• [What is required]: Quote every line as given.

• [Record excerpts]:
:::

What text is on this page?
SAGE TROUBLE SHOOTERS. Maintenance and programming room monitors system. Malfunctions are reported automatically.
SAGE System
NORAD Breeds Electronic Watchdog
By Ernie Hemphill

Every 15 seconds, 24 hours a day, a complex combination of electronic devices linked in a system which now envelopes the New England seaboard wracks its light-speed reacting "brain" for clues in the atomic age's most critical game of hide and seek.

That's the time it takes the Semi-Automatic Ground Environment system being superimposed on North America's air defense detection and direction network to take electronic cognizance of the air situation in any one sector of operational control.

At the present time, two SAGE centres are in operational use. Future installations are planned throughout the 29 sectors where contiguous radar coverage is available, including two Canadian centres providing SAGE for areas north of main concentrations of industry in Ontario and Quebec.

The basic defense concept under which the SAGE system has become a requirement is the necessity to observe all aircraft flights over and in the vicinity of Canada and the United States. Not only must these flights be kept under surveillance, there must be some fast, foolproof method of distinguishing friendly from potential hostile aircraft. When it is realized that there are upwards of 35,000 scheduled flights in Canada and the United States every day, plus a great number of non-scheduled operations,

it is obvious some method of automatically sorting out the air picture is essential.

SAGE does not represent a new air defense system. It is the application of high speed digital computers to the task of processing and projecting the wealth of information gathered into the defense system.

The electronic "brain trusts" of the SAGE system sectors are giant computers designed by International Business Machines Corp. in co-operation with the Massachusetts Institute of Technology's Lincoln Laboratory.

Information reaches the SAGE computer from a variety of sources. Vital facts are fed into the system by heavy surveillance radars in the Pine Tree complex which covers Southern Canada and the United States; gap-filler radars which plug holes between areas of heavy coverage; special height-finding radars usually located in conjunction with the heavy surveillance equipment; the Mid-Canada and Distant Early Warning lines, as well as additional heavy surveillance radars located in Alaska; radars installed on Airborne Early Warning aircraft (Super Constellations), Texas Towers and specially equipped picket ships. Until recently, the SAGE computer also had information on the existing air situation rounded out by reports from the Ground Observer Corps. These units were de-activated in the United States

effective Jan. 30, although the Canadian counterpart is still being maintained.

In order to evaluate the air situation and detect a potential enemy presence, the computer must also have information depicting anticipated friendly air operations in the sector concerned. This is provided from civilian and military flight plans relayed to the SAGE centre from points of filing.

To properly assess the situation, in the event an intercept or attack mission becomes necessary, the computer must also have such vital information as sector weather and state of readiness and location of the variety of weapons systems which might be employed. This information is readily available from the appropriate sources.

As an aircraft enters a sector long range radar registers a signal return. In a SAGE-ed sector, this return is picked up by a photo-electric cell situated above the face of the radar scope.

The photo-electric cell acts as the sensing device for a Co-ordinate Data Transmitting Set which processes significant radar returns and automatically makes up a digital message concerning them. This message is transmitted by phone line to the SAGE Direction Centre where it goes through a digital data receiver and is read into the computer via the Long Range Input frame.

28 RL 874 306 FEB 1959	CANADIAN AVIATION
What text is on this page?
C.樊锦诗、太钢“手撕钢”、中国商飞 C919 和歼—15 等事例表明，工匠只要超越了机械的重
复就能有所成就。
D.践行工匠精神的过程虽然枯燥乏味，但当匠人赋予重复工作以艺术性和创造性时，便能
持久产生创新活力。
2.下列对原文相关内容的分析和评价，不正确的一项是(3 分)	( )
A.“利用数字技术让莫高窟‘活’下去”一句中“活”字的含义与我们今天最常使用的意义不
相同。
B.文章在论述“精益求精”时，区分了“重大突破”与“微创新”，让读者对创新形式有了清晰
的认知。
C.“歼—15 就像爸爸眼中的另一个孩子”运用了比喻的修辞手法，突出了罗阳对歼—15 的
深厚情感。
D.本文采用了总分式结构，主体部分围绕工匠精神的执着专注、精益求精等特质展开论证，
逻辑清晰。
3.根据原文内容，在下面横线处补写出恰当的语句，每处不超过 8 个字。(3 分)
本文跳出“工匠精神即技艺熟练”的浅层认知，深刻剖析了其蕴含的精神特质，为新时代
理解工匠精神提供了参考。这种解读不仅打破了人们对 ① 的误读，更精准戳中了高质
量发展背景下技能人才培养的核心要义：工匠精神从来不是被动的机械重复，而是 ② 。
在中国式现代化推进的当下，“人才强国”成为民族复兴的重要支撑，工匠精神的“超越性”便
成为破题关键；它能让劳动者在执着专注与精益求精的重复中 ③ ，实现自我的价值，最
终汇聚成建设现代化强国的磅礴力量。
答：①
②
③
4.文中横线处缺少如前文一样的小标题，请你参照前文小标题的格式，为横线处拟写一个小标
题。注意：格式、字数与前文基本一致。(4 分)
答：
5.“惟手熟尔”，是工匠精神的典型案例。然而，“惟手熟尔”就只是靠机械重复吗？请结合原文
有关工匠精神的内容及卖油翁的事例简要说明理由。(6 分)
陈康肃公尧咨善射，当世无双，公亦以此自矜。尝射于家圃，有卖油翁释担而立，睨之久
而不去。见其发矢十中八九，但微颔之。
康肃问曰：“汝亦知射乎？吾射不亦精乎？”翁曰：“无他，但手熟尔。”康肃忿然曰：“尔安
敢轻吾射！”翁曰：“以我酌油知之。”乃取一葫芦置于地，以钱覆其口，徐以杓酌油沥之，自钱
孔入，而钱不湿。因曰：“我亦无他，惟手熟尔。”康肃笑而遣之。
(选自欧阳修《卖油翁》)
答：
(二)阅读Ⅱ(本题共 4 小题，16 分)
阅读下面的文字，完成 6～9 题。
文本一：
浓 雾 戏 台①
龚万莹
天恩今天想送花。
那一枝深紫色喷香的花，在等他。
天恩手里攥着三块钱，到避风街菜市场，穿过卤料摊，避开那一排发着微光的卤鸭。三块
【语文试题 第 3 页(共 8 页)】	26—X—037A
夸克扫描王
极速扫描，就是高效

:::

• [Correct answer]:
What text is on this page?
SAGE TROUBLE SHOOTERS. Maintenance and programming room monitors system. Malfunctions are reported automatically.
SAGE System
NORAD Breeds Electronic Watchdog
By Ernie Hemphill

Every 15 seconds, 24 hours a day, a complex combination of electronic devices linked in a system which now envelopes the New England seaboard wracks its light-speed reacting "brain" for clues in the atomic age's most critical game of hide and seek.

That's the time it takes the Semi-Automatic Ground Environment system being superimposed on North America's air defense detection and direction network to take electronic cognizance of the air situation in any one sector of operational control.

At the present time, two SAGE centres are in operational use. Future installations are planned throughout the 29 sectors where contiguous radar coverage is available, including two Canadian centres providing SAGE for areas north of main concentrations of industry in Ontario and Quebec.

The basic defense concept under which the SAGE system has become a requirement is the necessity to observe all aircraft flights over and in the vicinity of Canada and the United States. Not only must these flights be kept under surveillance, there must be some fast, foolproof method of distinguishing friendly from potential hostile aircraft. When it is realized that there are upwards of 35,000 scheduled flights in Canada and the United States every day, plus a great number of non-scheduled operations,

it is obvious some method of automatically sorting out the air picture is essential.

SAGE does not represent a new air defense system. It is the application of high speed digital computers to the task of processing and projecting the wealth of information gathered into the defense system.

The electronic "brain trusts" of the SAGE system sectors are giant computers designed by International Business Machines Corp. in co-operation with the Massachusetts Institute of Technology's Lincoln Laboratory.

Information reaches the SAGE computer from a variety of sources. Vital facts are fed into the system by heavy surveillance radars in the Pine Tree complex which covers Southern Canada and the United States; gap-filler radars which plug holes between areas of heavy coverage; special height-finding radars usually located in conjunction with the heavy surveillance equipment; the Mid-Canada and Distant Early Warning lines, as well as additional heavy surveillance radars located in Alaska; radars installed on Airborne Early Warning aircraft (Super Constellations), Texas Towers and specially equipped picket ships. Until recently, the SAGE computer also had information on the existing air situation rounded out by reports from the Ground Observer Corps. These units were de-activated in the United States

effective Jan. 30, although the Canadian counterpart is still being maintained.

In order to evaluate the air situation and detect a potential enemy presence, the computer must also have information depicting anticipated friendly air operations in the sector concerned. This is provided from civilian and military flight plans relayed to the SAGE centre from points of filing.

To properly assess the situation, in the event an intercept or attack mission becomes necessary, the computer must also have such vital information as sector weather and state of readiness and location of the variety of weapons systems which might be employed. This information is readily available from the appropriate sources.

As an aircraft enters a sector long range radar registers a signal return. In a SAGE-ed sector, this return is picked up by a photo-electric cell situated above the face of the radar scope.

The photo-electric cell acts as the sensing device for a Co-ordinate Data Transmitting Set which processes significant radar returns and automatically makes up a digital message concerning them. This message is transmitted by phone line to the SAGE Direction Centre where it goes through a digital data receiver and is read into the computer via the Long Range Input frame.

28 RL 874 306 FEB 1959	CANADIAN AVIATION
What text is on this page?
C.樊锦诗、太钢“手撕钢”、中国商飞 C919 和歼—15 等事例表明，工匠只要超越了机械的重
复就能有所成就。
D.践行工匠精神的过程虽然枯燥乏味，但当匠人赋予重复工作以艺术性和创造性时，便能
持久产生创新活力。
2.下列对原文相关内容的分析和评价，不正确的一项是(3 分)	( )
A.“利用数字技术让莫高窟‘活’下去”一句中“活”字的含义与我们今天最常使用的意义不
相同。
B.文章在论述“精益求精”时，区分了“重大突破”与“微创新”，让读者对创新形式有了清晰
的认知。
C.“歼—15 就像爸爸眼中的另一个孩子”运用了比喻的修辞手法，突出了罗阳对歼—15 的
深厚情感。
D.本文采用了总分式结构，主体部分围绕工匠精神的执着专注、精益求精等特质展开论证，
逻辑清晰。
3.根据原文内容，在下面横线处补写出恰当的语句，每处不超过 8 个字。(3 分)
本文跳出“工匠精神即技艺熟练”的浅层认知，深刻剖析了其蕴含的精神特质，为新时代
理解工匠精神提供了参考。这种解读不仅打破了人们对 ① 的误读，更精准戳中了高质
量发展背景下技能人才培养的核心要义：工匠精神从来不是被动的机械重复，而是 ② 。
在中国式现代化推进的当下，“人才强国”成为民族复兴的重要支撑，工匠精神的“超越性”便
成为破题关键；它能让劳动者在执着专注与精益求精的重复中 ③ ，实现自我的价值，最
终汇聚成建设现代化强国的磅礴力量。
答：①
②
③
4.文中横线处缺少如前文一样的小标题，请你参照前文小标题的格式，为横线处拟写一个小标
题。注意：格式、字数与前文基本一致。(4 分)
答：
5.“惟手熟尔”，是工匠精神的典型案例。然而，“惟手熟尔”就只是靠机械重复吗？请结合原文
有关工匠精神的内容及卖油翁的事例简要说明理由。(6 分)
陈康肃公尧咨善射，当世无双，公亦以此自矜。尝射于家圃，有卖油翁释担而立，睨之久
而不去。见其发矢十中八九，但微颔之。
康肃问曰：“汝亦知射乎？吾射不亦精乎？”翁曰：“无他，但手熟尔。”康肃忿然曰：“尔安
敢轻吾射！”翁曰：“以我酌油知之。”乃取一葫芦置于地，以钱覆其口，徐以杓酌油沥之，自钱
孔入，而钱不湿。因曰：“我亦无他，惟手熟尔。”康肃笑而遣之。
(选自欧阳修《卖油翁》)
答：
(二)阅读Ⅱ(本题共 4 小题，16 分)
阅读下面的文字，完成 6～9 题。
文本一：
浓 雾 戏 台①
龚万莹
天恩今天想送花。
那一枝深紫色喷香的花，在等他。
天恩手里攥着三块钱，到避风街菜市场，穿过卤料摊，避开那一排发着微光的卤鸭。三块
【语文试题 第 3 页(共 8 页)】	26—X—037A
夸克扫描王
极速扫描，就是高效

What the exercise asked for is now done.